[STATED GOAL]: Every record below should be written out exactly; pictures stay out.

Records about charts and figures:
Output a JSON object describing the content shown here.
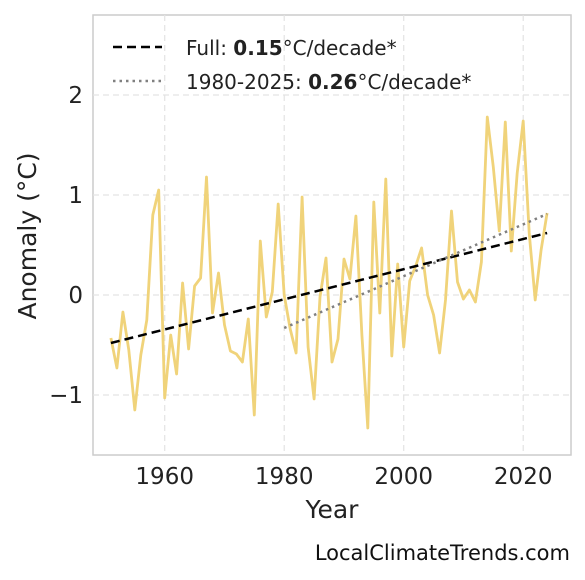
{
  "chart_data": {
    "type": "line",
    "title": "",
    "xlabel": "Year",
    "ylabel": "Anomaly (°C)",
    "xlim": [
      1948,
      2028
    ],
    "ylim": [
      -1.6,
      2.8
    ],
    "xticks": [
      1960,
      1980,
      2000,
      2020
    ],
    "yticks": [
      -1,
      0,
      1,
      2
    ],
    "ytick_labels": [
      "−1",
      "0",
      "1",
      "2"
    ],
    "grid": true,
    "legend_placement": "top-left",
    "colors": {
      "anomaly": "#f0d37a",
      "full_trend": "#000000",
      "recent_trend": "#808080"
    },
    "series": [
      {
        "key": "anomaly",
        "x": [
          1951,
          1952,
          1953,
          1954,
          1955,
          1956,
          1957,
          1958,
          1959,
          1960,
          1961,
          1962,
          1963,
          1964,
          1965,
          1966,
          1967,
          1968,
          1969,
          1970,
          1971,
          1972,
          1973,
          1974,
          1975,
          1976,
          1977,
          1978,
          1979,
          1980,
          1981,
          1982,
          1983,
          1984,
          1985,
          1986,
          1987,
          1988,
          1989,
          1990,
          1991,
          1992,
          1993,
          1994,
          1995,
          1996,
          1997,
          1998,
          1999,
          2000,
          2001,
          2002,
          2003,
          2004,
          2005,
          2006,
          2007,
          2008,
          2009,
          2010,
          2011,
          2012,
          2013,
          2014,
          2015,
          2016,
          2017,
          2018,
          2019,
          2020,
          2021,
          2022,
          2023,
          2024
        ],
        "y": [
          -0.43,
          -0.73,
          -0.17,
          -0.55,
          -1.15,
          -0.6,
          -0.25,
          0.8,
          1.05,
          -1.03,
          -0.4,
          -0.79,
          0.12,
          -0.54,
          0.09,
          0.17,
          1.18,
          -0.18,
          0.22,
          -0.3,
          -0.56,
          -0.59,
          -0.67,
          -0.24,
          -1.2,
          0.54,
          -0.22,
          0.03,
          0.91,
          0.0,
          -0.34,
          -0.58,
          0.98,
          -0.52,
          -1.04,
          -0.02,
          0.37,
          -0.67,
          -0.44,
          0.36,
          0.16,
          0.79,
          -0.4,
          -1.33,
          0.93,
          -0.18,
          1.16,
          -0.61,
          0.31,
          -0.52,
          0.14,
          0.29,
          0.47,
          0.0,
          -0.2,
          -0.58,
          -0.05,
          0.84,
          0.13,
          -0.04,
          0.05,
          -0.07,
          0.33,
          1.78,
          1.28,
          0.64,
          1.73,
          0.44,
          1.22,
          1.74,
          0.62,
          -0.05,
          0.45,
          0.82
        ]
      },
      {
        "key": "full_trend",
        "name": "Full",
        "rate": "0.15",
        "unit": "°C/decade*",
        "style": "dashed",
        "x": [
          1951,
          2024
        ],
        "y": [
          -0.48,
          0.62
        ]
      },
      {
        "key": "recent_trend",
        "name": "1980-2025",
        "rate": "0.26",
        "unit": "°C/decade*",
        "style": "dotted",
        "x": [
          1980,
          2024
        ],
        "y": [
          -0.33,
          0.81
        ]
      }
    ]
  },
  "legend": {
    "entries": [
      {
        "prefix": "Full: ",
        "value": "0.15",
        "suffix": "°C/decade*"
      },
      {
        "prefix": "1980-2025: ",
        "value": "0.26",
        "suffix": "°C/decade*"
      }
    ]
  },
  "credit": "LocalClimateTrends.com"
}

[RESULT FOR THIS EXERCISE]:
Output a JSON object describing the content shown here.
{
  "chart_data": {
    "type": "line",
    "title": "",
    "xlabel": "Year",
    "ylabel": "Anomaly (°C)",
    "xlim": [
      1948,
      2028
    ],
    "ylim": [
      -1.6,
      2.8
    ],
    "xticks": [
      1960,
      1980,
      2000,
      2020
    ],
    "yticks": [
      -1,
      0,
      1,
      2
    ],
    "ytick_labels": [
      "−1",
      "0",
      "1",
      "2"
    ],
    "grid": true,
    "legend_placement": "top-left",
    "colors": {
      "anomaly": "#f0d37a",
      "full_trend": "#000000",
      "recent_trend": "#808080"
    },
    "series": [
      {
        "key": "anomaly",
        "x": [
          1951,
          1952,
          1953,
          1954,
          1955,
          1956,
          1957,
          1958,
          1959,
          1960,
          1961,
          1962,
          1963,
          1964,
          1965,
          1966,
          1967,
          1968,
          1969,
          1970,
          1971,
          1972,
          1973,
          1974,
          1975,
          1976,
          1977,
          1978,
          1979,
          1980,
          1981,
          1982,
          1983,
          1984,
          1985,
          1986,
          1987,
          1988,
          1989,
          1990,
          1991,
          1992,
          1993,
          1994,
          1995,
          1996,
          1997,
          1998,
          1999,
          2000,
          2001,
          2002,
          2003,
          2004,
          2005,
          2006,
          2007,
          2008,
          2009,
          2010,
          2011,
          2012,
          2013,
          2014,
          2015,
          2016,
          2017,
          2018,
          2019,
          2020,
          2021,
          2022,
          2023,
          2024
        ],
        "y": [
          -0.43,
          -0.73,
          -0.17,
          -0.55,
          -1.15,
          -0.6,
          -0.25,
          0.8,
          1.05,
          -1.03,
          -0.4,
          -0.79,
          0.12,
          -0.54,
          0.09,
          0.17,
          1.18,
          -0.18,
          0.22,
          -0.3,
          -0.56,
          -0.59,
          -0.67,
          -0.24,
          -1.2,
          0.54,
          -0.22,
          0.03,
          0.91,
          0.0,
          -0.34,
          -0.58,
          0.98,
          -0.52,
          -1.04,
          -0.02,
          0.37,
          -0.67,
          -0.44,
          0.36,
          0.16,
          0.79,
          -0.4,
          -1.33,
          0.93,
          -0.18,
          1.16,
          -0.61,
          0.31,
          -0.52,
          0.14,
          0.29,
          0.47,
          0.0,
          -0.2,
          -0.58,
          -0.05,
          0.84,
          0.13,
          -0.04,
          0.05,
          -0.07,
          0.33,
          1.78,
          1.28,
          0.64,
          1.73,
          0.44,
          1.22,
          1.74,
          0.62,
          -0.05,
          0.45,
          0.82
        ]
      },
      {
        "key": "full_trend",
        "name": "Full",
        "rate": "0.15",
        "unit": "°C/decade*",
        "style": "dashed",
        "x": [
          1951,
          2024
        ],
        "y": [
          -0.48,
          0.62
        ]
      },
      {
        "key": "recent_trend",
        "name": "1980-2025",
        "rate": "0.26",
        "unit": "°C/decade*",
        "style": "dotted",
        "x": [
          1980,
          2024
        ],
        "y": [
          -0.33,
          0.81
        ]
      }
    ]
  },
  "legend": {
    "entries": [
      {
        "prefix": "Full: ",
        "value": "0.15",
        "suffix": "°C/decade*"
      },
      {
        "prefix": "1980-2025: ",
        "value": "0.26",
        "suffix": "°C/decade*"
      }
    ]
  },
  "credit": "LocalClimateTrends.com"
}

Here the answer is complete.